WHAT NEEDS TO BE DONE :: Copy, from the entries below, each line where the word "through" can be found.

SUPPLIED RECORDS ::
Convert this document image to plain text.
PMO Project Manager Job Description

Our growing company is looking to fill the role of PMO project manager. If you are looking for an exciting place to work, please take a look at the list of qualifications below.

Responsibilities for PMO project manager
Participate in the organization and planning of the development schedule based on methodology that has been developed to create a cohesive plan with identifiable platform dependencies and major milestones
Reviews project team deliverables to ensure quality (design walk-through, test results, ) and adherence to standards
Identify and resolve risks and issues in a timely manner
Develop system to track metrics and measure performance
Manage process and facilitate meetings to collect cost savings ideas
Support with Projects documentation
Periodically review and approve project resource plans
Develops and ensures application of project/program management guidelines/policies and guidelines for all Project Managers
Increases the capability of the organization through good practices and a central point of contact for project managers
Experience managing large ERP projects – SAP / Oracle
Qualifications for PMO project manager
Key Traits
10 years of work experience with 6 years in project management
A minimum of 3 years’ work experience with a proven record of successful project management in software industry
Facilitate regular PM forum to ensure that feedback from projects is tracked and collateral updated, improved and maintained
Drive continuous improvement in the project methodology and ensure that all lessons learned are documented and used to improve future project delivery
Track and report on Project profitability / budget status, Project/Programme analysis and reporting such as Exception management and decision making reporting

THE COMPLETED TASK ::
Reviews project team deliverables to ensure quality (design walk-through, test results, ) and adherence to standards
Increases the capability of the organization through good practices and a central point of contact for project managers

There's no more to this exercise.